> What is being asked
Using the data below, gather each line that includes the word "image".

> Records for the exercise

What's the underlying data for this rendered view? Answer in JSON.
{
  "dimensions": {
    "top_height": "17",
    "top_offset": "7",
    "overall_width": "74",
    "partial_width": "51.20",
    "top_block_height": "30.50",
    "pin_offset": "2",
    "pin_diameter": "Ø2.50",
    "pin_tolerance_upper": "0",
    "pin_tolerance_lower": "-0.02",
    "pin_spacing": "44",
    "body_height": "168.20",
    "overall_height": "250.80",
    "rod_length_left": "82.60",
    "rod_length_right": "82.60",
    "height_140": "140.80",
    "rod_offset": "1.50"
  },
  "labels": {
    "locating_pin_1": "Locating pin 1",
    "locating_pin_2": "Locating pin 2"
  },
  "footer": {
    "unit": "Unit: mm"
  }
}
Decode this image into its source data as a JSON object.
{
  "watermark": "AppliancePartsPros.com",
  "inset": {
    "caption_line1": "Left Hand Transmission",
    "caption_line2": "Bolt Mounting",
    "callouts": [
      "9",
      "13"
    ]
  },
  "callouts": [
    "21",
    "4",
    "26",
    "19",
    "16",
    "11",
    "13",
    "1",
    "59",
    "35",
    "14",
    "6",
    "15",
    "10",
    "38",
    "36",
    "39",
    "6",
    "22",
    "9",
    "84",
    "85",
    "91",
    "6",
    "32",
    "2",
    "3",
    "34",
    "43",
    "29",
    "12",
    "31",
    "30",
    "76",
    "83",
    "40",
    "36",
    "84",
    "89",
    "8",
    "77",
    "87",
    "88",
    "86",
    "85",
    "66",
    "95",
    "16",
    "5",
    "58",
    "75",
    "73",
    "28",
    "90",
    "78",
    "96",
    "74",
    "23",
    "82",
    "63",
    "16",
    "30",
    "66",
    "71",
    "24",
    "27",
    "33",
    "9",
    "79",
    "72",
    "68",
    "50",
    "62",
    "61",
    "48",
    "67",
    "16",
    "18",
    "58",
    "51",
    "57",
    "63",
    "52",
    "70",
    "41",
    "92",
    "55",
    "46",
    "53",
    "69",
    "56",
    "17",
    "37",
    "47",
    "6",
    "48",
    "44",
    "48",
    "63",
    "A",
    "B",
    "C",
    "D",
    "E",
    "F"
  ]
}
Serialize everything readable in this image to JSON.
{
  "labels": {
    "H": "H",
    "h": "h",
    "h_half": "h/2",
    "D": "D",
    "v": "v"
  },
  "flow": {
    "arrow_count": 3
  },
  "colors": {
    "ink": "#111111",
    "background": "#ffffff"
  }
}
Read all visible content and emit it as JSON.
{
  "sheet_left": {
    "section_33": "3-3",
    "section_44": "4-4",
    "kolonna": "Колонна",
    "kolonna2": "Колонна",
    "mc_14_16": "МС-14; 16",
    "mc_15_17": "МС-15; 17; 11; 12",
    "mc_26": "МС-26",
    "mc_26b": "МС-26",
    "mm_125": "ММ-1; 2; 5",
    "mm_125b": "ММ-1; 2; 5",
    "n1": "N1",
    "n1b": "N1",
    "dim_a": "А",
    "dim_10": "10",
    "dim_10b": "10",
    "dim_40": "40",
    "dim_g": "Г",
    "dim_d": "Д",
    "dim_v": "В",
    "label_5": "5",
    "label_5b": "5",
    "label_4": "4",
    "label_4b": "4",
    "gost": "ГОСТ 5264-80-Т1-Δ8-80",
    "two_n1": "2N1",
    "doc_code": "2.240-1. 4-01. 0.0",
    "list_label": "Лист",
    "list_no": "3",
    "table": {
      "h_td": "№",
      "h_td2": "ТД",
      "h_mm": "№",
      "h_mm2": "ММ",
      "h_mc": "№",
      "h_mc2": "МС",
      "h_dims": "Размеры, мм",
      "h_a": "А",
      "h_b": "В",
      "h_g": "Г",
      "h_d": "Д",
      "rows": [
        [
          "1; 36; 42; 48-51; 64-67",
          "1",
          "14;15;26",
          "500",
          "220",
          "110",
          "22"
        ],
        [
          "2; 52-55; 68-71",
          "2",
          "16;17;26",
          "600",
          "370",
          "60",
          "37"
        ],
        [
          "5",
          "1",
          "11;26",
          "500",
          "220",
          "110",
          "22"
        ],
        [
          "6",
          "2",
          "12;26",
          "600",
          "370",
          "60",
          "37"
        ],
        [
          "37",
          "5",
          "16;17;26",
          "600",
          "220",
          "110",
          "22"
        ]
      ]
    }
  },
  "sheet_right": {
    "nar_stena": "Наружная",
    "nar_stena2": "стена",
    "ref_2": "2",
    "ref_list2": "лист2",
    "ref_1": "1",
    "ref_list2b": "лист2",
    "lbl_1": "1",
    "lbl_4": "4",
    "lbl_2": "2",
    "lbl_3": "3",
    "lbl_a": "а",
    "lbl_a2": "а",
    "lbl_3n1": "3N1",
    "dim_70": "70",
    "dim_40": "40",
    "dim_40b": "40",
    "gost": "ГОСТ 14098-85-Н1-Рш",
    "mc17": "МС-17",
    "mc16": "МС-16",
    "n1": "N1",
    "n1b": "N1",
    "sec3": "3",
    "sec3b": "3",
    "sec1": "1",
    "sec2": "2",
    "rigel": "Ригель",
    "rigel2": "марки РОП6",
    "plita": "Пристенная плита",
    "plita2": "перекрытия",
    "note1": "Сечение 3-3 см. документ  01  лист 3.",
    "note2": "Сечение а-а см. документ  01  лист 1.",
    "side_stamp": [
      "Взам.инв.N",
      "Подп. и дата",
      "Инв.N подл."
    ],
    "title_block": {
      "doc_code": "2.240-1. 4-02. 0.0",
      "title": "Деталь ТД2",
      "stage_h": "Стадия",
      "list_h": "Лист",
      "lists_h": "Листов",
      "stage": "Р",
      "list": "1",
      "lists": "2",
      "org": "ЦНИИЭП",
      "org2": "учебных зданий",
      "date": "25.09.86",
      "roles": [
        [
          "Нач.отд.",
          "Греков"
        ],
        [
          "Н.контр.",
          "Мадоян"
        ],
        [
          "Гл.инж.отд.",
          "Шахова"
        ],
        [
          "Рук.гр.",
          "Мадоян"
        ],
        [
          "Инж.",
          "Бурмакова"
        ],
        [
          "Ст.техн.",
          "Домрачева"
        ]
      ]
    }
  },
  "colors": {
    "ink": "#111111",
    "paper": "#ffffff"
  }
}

> The answer
Decode this image into its source data as a JSON object.
Serialize everything readable in this image to JSON.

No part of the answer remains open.